What is being asked -> Reproduce all records verbatim.

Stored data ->
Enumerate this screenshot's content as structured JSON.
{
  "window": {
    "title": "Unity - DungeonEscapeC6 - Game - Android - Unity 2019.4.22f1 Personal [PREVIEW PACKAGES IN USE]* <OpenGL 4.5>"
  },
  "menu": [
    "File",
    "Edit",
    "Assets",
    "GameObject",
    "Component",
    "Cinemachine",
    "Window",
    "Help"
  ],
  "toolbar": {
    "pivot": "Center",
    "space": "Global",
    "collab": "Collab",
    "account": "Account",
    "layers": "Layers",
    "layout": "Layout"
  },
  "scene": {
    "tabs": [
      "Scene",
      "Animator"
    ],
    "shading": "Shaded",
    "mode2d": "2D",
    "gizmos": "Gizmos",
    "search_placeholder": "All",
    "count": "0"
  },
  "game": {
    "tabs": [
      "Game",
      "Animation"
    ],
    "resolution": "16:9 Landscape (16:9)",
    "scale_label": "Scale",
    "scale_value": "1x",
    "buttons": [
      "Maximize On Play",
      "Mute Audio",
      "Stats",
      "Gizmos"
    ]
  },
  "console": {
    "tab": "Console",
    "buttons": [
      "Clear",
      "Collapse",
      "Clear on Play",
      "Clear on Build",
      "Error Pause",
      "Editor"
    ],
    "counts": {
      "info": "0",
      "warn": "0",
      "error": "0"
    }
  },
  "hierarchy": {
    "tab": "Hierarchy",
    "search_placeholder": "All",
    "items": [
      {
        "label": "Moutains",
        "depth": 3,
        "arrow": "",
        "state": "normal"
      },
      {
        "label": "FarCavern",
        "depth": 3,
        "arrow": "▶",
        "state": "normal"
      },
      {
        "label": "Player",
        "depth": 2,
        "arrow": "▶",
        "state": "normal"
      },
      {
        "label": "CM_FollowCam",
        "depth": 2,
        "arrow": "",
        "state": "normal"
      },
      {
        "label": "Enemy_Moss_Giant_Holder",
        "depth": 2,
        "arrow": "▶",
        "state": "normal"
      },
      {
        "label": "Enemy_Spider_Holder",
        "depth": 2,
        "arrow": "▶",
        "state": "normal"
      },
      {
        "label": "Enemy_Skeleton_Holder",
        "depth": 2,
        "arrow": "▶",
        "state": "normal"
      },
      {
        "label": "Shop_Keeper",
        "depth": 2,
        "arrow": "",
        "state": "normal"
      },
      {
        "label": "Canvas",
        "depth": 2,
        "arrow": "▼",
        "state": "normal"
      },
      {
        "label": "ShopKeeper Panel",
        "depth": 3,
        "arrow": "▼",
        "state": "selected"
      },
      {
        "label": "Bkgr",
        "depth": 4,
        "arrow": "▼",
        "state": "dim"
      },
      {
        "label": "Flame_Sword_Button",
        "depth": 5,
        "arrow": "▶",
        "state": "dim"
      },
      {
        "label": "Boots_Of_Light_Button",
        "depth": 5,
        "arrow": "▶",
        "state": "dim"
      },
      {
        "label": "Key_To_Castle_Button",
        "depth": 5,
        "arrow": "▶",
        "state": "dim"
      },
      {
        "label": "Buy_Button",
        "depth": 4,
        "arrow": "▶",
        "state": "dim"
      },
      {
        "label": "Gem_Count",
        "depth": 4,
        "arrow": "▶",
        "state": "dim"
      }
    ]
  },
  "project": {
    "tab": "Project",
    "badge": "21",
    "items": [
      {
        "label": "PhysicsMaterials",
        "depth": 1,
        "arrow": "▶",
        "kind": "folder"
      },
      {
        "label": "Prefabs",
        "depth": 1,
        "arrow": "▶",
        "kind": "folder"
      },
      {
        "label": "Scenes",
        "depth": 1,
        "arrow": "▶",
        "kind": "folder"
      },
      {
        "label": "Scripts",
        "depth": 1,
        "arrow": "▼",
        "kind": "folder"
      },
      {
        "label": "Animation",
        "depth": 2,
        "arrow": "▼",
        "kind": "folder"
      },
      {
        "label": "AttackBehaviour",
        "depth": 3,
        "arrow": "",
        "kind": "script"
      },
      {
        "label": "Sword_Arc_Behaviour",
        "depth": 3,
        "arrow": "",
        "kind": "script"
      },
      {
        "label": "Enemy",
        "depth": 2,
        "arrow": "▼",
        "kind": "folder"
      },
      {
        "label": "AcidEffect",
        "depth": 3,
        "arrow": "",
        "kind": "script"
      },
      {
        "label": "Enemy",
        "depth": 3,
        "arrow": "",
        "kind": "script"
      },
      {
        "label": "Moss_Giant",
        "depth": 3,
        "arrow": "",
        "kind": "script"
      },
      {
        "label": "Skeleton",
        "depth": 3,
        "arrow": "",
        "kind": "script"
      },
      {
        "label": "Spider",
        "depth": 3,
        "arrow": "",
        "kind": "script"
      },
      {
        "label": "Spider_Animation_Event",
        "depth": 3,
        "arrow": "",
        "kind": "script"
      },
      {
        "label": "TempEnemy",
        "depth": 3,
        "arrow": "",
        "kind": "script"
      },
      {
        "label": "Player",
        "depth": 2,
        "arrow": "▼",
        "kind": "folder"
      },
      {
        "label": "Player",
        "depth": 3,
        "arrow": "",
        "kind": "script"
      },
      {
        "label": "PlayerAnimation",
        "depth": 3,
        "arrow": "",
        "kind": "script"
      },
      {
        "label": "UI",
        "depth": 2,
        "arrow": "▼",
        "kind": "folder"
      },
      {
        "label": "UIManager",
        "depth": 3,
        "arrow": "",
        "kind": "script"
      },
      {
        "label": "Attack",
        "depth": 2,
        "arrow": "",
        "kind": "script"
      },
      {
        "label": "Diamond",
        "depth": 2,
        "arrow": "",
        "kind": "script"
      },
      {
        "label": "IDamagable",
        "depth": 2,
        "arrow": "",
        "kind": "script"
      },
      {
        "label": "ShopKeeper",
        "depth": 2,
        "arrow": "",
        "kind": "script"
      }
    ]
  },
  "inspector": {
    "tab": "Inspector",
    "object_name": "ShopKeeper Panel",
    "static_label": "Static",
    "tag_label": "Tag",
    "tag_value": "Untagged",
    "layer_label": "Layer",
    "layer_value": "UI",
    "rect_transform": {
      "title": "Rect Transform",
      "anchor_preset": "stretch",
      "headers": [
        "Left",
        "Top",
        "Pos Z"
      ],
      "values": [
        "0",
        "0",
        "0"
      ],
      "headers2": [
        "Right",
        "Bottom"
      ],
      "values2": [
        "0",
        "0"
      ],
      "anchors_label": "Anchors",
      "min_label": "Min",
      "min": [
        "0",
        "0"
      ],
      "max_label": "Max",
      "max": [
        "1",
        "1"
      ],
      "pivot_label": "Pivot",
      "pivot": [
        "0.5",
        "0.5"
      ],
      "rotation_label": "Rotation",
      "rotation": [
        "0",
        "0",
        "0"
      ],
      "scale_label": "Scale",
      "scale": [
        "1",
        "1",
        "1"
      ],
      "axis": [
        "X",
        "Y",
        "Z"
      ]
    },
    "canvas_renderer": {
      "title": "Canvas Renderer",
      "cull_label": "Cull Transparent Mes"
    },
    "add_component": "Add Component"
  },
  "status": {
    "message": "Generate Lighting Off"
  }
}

Answer to this task ->
Enumerate this screenshot's content as structured JSON.
{
  "window": {
    "title": "Unity - DungeonEscapeC6 - Game - Android - Unity 2019.4.22f1 Personal [PREVIEW PACKAGES IN USE]* <OpenGL 4.5>"
  },
  "menu": [
    "File",
    "Edit",
    "Assets",
    "GameObject",
    "Component",
    "Cinemachine",
    "Window",
    "Help"
  ],
  "toolbar": {
    "pivot": "Center",
    "space": "Global",
    "collab": "Collab",
    "account": "Account",
    "layers": "Layers",
    "layout": "Layout"
  },
  "scene": {
    "tabs": [
      "Scene",
      "Animator"
    ],
    "shading": "Shaded",
    "mode2d": "2D",
    "gizmos": "Gizmos",
    "search_placeholder": "All",
    "count": "0"
  },
  "game": {
    "tabs": [
      "Game",
      "Animation"
    ],
    "resolution": "16:9 Landscape (16:9)",
    "scale_label": "Scale",
    "scale_value": "1x",
    "buttons": [
      "Maximize On Play",
      "Mute Audio",
      "Stats",
      "Gizmos"
    ]
  },
  "console": {
    "tab": "Console",
    "buttons": [
      "Clear",
      "Collapse",
      "Clear on Play",
      "Clear on Build",
      "Error Pause",
      "Editor"
    ],
    "counts": {
      "info": "0",
      "warn": "0",
      "error": "0"
    }
  },
  "hierarchy": {
    "tab": "Hierarchy",
    "search_placeholder": "All",
    "items": [
      {
        "label": "Moutains",
        "depth": 3,
        "arrow": "",
        "state": "normal"
      },
      {
        "label": "FarCavern",
        "depth": 3,
        "arrow": "▶",
        "state": "normal"
      },
      {
        "label": "Player",
        "depth": 2,
        "arrow": "▶",
        "state": "normal"
      },
      {
        "label": "CM_FollowCam",
        "depth": 2,
        "arrow": "",
        "state": "normal"
      },
      {
        "label": "Enemy_Moss_Giant_Holder",
        "depth": 2,
        "arrow": "▶",
        "state": "normal"
      },
      {
        "label": "Enemy_Spider_Holder",
        "depth": 2,
        "arrow": "▶",
        "state": "normal"
      },
      {
        "label": "Enemy_Skeleton_Holder",
        "depth": 2,
        "arrow": "▶",
        "state": "normal"
      },
      {
        "label": "Shop_Keeper",
        "depth": 2,
        "arrow": "",
        "state": "normal"
      },
      {
        "label": "Canvas",
        "depth": 2,
        "arrow": "▼",
        "state": "normal"
      },
      {
        "label": "ShopKeeper Panel",
        "depth": 3,
        "arrow": "▼",
        "state": "selected"
      },
      {
        "label": "Bkgr",
        "depth": 4,
        "arrow": "▼",
        "state": "dim"
      },
      {
        "label": "Flame_Sword_Button",
        "depth": 5,
        "arrow": "▶",
        "state": "dim"
      },
      {
        "label": "Boots_Of_Light_Button",
        "depth": 5,
        "arrow": "▶",
        "state": "dim"
      },
      {
        "label": "Key_To_Castle_Button",
        "depth": 5,
        "arrow": "▶",
        "state": "dim"
      },
      {
        "label": "Buy_Button",
        "depth": 4,
        "arrow": "▶",
        "state": "dim"
      },
      {
        "label": "Gem_Count",
        "depth": 4,
        "arrow": "▶",
        "state": "dim"
      }
    ]
  },
  "project": {
    "tab": "Project",
    "badge": "21",
    "items": [
      {
        "label": "PhysicsMaterials",
        "depth": 1,
        "arrow": "▶",
        "kind": "folder"
      },
      {
        "label": "Prefabs",
        "depth": 1,
        "arrow": "▶",
        "kind": "folder"
      },
      {
        "label": "Scenes",
        "depth": 1,
        "arrow": "▶",
        "kind": "folder"
      },
      {
        "label": "Scripts",
        "depth": 1,
        "arrow": "▼",
        "kind": "folder"
      },
      {
        "label": "Animation",
        "depth": 2,
        "arrow": "▼",
        "kind": "folder"
      },
      {
        "label": "AttackBehaviour",
        "depth": 3,
        "arrow": "",
        "kind": "script"
      },
      {
        "label": "Sword_Arc_Behaviour",
        "depth": 3,
        "arrow": "",
        "kind": "script"
      },
      {
        "label": "Enemy",
        "depth": 2,
        "arrow": "▼",
        "kind": "folder"
      },
      {
        "label": "AcidEffect",
        "depth": 3,
        "arrow": "",
        "kind": "script"
      },
      {
        "label": "Enemy",
        "depth": 3,
        "arrow": "",
        "kind": "script"
      },
      {
        "label": "Moss_Giant",
        "depth": 3,
        "arrow": "",
        "kind": "script"
      },
      {
        "label": "Skeleton",
        "depth": 3,
        "arrow": "",
        "kind": "script"
      },
      {
        "label": "Spider",
        "depth": 3,
        "arrow": "",
        "kind": "script"
      },
      {
        "label": "Spider_Animation_Event",
        "depth": 3,
        "arrow": "",
        "kind": "script"
      },
      {
        "label": "TempEnemy",
        "depth": 3,
        "arrow": "",
        "kind": "script"
      },
      {
        "label": "Player",
        "depth": 2,
        "arrow": "▼",
        "kind": "folder"
      },
      {
        "label": "Player",
        "depth": 3,
        "arrow": "",
        "kind": "script"
      },
      {
        "label": "PlayerAnimation",
        "depth": 3,
        "arrow": "",
        "kind": "script"
      },
      {
        "label": "UI",
        "depth": 2,
        "arrow": "▼",
        "kind": "folder"
      },
      {
        "label": "UIManager",
        "depth": 3,
        "arrow": "",
        "kind": "script"
      },
      {
        "label": "Attack",
        "depth": 2,
        "arrow": "",
        "kind": "script"
      },
      {
        "label": "Diamond",
        "depth": 2,
        "arrow": "",
        "kind": "script"
      },
      {
        "label": "IDamagable",
        "depth": 2,
        "arrow": "",
        "kind": "script"
      },
      {
        "label": "ShopKeeper",
        "depth": 2,
        "arrow": "",
        "kind": "script"
      }
    ]
  },
  "inspector": {
    "tab": "Inspector",
    "object_name": "ShopKeeper Panel",
    "static_label": "Static",
    "tag_label": "Tag",
    "tag_value": "Untagged",
    "layer_label": "Layer",
    "layer_value": "UI",
    "rect_transform": {
      "title": "Rect Transform",
      "anchor_preset": "stretch",
      "headers": [
        "Left",
        "Top",
        "Pos Z"
      ],
      "values": [
        "0",
        "0",
        "0"
      ],
      "headers2": [
        "Right",
        "Bottom"
      ],
      "values2": [
        "0",
        "0"
      ],
      "anchors_label": "Anchors",
      "min_label": "Min",
      "min": [
        "0",
        "0"
      ],
      "max_label": "Max",
      "max": [
        "1",
        "1"
      ],
      "pivot_label": "Pivot",
      "pivot": [
        "0.5",
        "0.5"
      ],
      "rotation_label": "Rotation",
      "rotation": [
        "0",
        "0",
        "0"
      ],
      "scale_label": "Scale",
      "scale": [
        "1",
        "1",
        "1"
      ],
      "axis": [
        "X",
        "Y",
        "Z"
      ]
    },
    "canvas_renderer": {
      "title": "Canvas Renderer",
      "cull_label": "Cull Transparent Mes"
    },
    "add_component": "Add Component"
  },
  "status": {
    "message": "Generate Lighting Off"
  }
}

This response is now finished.